§ **Problems to work on**:
1. In the essay on grief below, write out the passage from "Honestly, I don’t" through "what actually happens.", inclusive.
2. Continue the essay on grief from the point where it stops.

Selected excerpt below:

This example may be, as Mike said the other day to me (about something else), “tiny potatoes.” But all of our tiny potatoes add up to heavy truckloads. Also, we have no shortage of massive potatoes—when we hear about something terrible, or witness something terrible, or are personally wrecked by something terrible. And there’s this Godzilla kind of footprint in front of us, left by the terrible thing, that we’re supposed to leap over then not look back. Or sometimes we fall in and have the shattering experience of people walking right over us without even looking down

I don’t know how to say how important it is that we get to grieve—to sigh or cry or mark the passing of anything and everything. I don’t know how to say this, but I’m trying

We have to be able to take a minute. Really, we need to take much more. I think to even make a dent in the collective, unexpressed grief, we’d need to designate one day a week for the rest of time for mourning. To be able to sob it all out

Honestly, I don’t think grief is meant to be roped off like that, compartmentalized. I think grief is meant to flow, early and often. But it feels like we have a backlog, and I don’t know what to do with that

I’ve been rereading parts of Malidoma Somé’s brilliant book The Healing Wisdom of Africa, particularly the parts on water rituals, for a class I’m facilitating. I highly recommend this book. It is profound medicine. In the chapter, “Water Rituals,” Somé writes, “I have heard many times people express their fear of grief because they feel that if they even begin to release it, they will be overcome, eventually drowning in their own tears. Indeed, this is how it feels, but this is not what actually happens.

Instead, Somé asserts that ritualized release of grief “can provide powerful relief and healing. Any time the feeling of loss arises, there is an energy that demands ritual in order to allow reconciliation and the return of peace. These are crises that water rituals can resolve.”

End of Selected excerpt.
Supplied data below:

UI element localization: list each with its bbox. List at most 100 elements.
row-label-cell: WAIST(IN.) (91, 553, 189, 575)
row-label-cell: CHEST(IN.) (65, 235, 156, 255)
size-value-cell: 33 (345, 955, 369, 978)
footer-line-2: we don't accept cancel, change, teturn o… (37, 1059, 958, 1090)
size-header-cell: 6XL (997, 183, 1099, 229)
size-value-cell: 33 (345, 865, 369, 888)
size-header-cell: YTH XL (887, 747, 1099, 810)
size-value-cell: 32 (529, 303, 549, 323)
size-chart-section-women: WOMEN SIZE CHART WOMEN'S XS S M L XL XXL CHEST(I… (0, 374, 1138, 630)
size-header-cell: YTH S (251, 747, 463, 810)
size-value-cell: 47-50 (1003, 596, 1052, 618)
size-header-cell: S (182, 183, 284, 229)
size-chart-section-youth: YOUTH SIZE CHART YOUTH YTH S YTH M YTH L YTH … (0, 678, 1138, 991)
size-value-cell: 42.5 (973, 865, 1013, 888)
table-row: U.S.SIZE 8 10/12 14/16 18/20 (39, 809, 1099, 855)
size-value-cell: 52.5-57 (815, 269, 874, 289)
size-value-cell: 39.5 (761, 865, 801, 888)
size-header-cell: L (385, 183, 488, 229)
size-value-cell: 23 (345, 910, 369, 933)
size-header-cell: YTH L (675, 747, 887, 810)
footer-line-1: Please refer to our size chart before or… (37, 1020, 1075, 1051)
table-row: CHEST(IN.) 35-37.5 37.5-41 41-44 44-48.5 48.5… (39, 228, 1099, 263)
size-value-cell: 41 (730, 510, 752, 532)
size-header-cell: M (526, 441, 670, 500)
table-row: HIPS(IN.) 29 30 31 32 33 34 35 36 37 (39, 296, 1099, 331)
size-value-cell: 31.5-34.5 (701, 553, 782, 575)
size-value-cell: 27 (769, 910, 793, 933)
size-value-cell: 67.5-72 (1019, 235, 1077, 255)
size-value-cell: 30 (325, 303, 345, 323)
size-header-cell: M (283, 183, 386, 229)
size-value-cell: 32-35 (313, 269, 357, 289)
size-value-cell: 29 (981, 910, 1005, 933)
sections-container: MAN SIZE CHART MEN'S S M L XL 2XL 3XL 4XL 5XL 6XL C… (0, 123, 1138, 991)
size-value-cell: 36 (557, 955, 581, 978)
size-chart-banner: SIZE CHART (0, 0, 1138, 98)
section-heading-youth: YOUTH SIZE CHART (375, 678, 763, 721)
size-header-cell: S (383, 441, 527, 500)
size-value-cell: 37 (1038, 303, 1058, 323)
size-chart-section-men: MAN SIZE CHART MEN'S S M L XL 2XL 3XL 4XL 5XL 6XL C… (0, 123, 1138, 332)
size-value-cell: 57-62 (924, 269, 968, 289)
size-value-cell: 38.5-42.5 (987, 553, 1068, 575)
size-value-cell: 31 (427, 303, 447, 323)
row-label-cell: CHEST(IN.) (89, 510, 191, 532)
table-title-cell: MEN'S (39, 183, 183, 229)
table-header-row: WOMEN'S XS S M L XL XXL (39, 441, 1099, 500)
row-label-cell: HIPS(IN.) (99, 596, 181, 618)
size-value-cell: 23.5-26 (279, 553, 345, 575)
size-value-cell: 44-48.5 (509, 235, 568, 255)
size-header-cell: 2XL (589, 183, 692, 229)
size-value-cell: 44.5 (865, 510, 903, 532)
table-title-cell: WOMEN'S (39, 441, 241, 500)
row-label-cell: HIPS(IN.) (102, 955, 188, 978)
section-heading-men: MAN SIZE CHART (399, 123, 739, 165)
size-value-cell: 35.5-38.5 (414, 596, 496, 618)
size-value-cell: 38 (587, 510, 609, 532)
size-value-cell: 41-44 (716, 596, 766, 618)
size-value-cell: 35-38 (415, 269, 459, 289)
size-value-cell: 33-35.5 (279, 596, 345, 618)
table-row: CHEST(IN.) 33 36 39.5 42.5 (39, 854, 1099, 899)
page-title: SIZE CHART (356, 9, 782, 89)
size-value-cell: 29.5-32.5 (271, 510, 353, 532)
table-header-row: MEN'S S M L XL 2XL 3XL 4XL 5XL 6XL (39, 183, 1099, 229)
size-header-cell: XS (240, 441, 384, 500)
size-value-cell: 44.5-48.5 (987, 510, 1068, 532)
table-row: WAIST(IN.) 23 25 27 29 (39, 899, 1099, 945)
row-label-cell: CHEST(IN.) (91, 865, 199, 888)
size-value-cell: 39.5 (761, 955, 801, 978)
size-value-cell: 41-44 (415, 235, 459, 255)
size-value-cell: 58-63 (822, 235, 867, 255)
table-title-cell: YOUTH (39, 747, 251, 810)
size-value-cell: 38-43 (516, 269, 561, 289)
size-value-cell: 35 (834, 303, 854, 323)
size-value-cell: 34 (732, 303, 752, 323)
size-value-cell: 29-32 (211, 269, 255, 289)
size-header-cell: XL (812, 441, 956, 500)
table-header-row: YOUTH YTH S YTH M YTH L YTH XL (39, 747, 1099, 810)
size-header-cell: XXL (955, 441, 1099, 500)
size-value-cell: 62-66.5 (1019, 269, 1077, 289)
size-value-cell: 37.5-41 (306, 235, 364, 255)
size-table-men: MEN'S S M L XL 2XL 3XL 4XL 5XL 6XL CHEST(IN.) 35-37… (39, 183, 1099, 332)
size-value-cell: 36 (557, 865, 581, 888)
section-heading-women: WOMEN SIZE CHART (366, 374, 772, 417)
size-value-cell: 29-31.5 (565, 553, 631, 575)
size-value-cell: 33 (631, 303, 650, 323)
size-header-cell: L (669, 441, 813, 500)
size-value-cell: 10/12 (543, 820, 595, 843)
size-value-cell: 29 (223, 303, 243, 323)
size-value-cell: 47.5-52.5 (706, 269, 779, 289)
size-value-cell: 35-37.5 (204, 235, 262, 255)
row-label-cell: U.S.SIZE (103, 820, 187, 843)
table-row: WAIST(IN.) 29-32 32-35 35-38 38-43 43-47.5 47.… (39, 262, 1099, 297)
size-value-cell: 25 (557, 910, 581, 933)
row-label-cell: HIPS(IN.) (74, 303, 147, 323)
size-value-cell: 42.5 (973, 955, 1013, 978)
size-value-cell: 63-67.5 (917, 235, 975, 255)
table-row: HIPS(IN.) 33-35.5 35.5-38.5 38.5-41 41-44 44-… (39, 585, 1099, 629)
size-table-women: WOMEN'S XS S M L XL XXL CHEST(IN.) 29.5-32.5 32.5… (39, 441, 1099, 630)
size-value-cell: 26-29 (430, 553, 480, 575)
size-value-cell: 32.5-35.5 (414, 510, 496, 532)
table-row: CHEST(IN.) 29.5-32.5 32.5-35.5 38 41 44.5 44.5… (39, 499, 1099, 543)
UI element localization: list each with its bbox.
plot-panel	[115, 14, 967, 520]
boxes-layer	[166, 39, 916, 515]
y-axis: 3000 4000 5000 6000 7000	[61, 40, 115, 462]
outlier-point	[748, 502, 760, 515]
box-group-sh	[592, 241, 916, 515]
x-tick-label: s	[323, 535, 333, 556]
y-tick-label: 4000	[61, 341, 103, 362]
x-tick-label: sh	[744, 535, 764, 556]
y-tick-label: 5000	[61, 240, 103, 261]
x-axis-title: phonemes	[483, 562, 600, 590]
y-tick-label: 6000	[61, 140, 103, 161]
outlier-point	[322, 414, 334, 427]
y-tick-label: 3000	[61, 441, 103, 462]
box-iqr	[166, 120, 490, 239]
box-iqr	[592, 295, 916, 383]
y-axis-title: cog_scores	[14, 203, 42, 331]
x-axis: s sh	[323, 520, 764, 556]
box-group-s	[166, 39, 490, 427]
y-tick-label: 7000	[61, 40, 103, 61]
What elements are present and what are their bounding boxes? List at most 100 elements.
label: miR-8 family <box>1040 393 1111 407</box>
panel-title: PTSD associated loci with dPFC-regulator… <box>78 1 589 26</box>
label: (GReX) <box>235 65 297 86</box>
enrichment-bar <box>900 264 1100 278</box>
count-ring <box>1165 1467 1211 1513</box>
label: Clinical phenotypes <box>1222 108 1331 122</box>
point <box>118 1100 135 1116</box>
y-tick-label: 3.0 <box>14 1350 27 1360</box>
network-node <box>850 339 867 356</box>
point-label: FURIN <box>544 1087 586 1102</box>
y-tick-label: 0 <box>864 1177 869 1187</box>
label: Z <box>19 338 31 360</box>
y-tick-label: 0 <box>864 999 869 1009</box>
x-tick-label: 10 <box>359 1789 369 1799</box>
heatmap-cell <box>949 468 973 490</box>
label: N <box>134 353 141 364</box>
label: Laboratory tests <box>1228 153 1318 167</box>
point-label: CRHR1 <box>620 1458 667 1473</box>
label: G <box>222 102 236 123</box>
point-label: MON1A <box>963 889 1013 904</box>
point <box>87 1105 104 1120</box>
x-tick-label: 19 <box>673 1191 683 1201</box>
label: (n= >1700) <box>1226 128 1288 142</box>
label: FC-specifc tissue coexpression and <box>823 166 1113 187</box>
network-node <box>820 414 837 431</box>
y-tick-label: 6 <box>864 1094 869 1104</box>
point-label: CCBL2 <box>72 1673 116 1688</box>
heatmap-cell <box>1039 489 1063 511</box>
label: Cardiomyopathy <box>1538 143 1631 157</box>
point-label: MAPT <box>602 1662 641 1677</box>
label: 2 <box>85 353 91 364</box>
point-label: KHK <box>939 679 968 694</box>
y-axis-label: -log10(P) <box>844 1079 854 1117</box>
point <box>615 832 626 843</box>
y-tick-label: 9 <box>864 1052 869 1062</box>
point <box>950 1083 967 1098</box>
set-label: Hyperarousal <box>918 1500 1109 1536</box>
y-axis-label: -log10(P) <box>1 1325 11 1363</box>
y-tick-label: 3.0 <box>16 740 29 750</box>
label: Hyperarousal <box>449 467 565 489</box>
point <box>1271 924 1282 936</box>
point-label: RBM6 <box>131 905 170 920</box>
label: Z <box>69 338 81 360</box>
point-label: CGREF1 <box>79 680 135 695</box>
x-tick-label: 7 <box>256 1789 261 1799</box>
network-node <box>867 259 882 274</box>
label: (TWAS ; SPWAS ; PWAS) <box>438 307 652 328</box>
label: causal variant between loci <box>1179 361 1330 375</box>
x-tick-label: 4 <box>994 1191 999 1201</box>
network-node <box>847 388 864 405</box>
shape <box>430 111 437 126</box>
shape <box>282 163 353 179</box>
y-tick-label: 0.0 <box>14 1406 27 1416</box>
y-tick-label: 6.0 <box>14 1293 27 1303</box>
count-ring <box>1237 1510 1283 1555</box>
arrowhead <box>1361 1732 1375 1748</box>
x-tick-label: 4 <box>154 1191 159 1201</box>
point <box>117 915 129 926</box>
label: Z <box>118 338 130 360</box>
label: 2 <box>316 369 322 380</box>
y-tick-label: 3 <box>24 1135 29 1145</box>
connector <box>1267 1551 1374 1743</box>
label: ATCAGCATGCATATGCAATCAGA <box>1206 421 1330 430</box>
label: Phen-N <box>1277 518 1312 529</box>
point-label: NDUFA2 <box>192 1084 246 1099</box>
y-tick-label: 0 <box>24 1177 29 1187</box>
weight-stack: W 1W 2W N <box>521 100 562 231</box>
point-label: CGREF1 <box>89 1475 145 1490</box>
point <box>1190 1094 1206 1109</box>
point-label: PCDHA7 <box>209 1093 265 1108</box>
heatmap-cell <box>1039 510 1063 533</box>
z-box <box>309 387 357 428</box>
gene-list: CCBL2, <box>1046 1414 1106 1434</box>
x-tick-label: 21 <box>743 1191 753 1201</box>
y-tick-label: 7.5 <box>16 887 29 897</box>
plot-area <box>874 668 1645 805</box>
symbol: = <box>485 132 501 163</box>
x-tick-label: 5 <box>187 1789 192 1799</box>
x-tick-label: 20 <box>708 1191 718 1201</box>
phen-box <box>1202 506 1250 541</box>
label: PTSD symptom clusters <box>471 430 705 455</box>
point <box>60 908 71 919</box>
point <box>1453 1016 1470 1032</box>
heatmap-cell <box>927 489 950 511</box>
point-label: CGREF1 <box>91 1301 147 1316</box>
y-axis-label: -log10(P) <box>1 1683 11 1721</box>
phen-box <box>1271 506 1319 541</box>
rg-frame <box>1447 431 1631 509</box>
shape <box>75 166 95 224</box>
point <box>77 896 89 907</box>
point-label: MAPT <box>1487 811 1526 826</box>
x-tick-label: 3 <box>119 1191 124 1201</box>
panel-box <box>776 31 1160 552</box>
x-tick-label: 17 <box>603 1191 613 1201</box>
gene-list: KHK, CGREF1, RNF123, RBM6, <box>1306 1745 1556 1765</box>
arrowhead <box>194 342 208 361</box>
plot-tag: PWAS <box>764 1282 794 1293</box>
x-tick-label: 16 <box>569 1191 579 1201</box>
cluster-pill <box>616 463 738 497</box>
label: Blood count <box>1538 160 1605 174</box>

End of Supplied data.

§ **Answers per task**:
1.
Honestly, I don’t think grief is meant to be roped off like that, compartmentalized. I think grief is meant to flow, early and often. But it feels like we have a backlog, and I don’t know what to do with that

I’ve been rereading parts of Malidoma Somé’s brilliant book The Healing Wisdom of Africa, particularly the parts on water rituals, for a class I’m facilitating. I highly recommend this book. It is profound medicine. In the chapter, “Water Rituals,” Somé writes, “I have heard many times people express their fear of grief because they feel that if they even begin to release it, they will be overcome, eventually drowning in their own tears. Indeed, this is how it feels, but this is not what actually happens.

2.
Perhaps we do need a weekly water/grief ritual for a while. I wonder what would happen if we all, say every Monday, could come together in loving groups, slowly drink glasses of water, voice our losses, weep and nap, nap and weep, until we’re done

I don’t know. Maybe I shouldn’t be talking in the we. I know this is all true for me. I sense that it’s true for many others. Maybe I should just ask—who reading this feels like you’ve had a chance to fully grieve all of the loss you’ve experienced the last several years (let alone all the loss before that, or the loss happening right now)?

I also don’t know if it’s a fair speculation that war, that all manner of cruelty and violence, roots back into unexpressed grief. Disoriented, exhausted, chronically grief-deprived humans lashing out because they don’t know where they are or who they are. But I sense this is true. I know I lash out when I’m exhausted and haven’t had a chance to process something or fully experience a transition

I started by calling this a love letter, and now I’m wondering if it’s much of a love letter at all. I guess it’s not in the sense of me singing your praises, or proclaiming your beauty and magnificence. Although I could, because you are. But I’m remembering that love is also witnessing and acknowledgement, and I think that’s the kind of love letter this is. One that says, I see you. I witness you in this cavalcade of loss. I’m willing to sit with you in it. To be with your tears, the ones on your face, the ones about to break the levee in your heart. I’m not looking away. I’m shining a big old sunbeam on the whole map, all the hidden and in-between places. I’m offering my own tears as a prayer, a libation, and I’m holding out my hand.